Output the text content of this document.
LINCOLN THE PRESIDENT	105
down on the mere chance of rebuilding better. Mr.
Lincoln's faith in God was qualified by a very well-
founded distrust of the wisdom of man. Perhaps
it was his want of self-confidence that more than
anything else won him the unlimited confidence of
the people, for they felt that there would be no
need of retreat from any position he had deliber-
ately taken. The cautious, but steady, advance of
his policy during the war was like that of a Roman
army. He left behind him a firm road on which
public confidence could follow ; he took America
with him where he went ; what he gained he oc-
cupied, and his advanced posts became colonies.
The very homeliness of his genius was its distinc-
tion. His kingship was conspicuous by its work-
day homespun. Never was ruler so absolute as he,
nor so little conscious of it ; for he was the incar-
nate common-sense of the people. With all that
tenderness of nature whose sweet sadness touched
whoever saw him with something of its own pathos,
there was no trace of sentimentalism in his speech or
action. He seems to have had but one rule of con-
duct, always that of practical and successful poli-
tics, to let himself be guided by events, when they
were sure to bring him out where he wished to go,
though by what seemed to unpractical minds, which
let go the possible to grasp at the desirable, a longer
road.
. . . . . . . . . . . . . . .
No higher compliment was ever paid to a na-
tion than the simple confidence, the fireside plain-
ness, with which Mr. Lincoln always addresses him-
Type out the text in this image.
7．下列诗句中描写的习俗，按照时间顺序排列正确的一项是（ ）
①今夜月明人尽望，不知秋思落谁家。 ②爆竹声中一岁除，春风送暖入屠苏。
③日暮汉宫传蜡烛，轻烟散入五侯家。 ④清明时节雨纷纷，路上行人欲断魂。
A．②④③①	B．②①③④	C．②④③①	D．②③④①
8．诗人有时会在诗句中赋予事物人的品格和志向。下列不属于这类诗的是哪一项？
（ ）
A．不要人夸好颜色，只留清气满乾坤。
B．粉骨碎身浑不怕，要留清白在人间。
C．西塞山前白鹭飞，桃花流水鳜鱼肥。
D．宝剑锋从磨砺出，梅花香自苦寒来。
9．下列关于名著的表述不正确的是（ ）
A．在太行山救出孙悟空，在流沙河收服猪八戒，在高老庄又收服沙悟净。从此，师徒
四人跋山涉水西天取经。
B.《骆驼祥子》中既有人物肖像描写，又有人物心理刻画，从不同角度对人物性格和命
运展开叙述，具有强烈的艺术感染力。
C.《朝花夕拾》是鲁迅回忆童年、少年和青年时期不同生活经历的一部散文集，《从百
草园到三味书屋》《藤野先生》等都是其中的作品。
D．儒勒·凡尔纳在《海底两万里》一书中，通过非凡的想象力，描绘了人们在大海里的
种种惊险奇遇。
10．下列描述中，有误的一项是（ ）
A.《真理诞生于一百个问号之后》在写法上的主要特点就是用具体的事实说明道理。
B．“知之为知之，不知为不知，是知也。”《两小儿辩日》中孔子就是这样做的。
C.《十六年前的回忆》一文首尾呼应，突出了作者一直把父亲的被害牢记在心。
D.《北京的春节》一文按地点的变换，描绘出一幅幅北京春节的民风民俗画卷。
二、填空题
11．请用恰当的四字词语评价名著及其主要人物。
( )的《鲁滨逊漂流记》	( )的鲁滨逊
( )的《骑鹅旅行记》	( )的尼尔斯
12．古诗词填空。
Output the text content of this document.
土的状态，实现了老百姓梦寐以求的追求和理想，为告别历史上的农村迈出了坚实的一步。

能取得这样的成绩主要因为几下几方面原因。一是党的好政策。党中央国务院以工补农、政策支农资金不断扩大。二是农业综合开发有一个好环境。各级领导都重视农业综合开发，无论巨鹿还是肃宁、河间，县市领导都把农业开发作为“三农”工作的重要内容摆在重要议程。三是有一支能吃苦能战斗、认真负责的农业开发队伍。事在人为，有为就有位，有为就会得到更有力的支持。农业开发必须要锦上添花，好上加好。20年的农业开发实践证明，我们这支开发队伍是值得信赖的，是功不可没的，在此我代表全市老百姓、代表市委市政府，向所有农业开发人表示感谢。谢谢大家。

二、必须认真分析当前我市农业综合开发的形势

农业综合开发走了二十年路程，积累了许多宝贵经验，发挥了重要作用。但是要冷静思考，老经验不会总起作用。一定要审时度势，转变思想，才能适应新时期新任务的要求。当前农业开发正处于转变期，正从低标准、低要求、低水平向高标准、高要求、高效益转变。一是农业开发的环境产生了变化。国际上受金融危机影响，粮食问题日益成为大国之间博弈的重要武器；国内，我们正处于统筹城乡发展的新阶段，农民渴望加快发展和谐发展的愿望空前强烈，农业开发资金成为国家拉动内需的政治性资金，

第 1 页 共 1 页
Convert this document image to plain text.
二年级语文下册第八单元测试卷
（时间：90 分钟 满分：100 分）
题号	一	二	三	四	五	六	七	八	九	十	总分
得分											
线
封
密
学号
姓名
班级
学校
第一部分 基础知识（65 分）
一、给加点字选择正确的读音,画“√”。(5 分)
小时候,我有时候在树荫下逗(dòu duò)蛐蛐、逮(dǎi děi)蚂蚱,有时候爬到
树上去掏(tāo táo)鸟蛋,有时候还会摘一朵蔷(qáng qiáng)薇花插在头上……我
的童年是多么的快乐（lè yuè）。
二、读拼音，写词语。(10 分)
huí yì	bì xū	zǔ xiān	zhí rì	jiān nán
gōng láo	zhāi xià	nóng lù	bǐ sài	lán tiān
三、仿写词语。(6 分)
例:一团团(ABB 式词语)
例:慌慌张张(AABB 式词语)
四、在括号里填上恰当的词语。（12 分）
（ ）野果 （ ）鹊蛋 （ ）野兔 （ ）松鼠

● ● ●

• [WHAT YOU NEED TO DO]: Show every line of the records above that contains the word "people".

• [WRITTEN ANSWER]:
the people, for they felt that there would be no
nate common-sense of the people. With all that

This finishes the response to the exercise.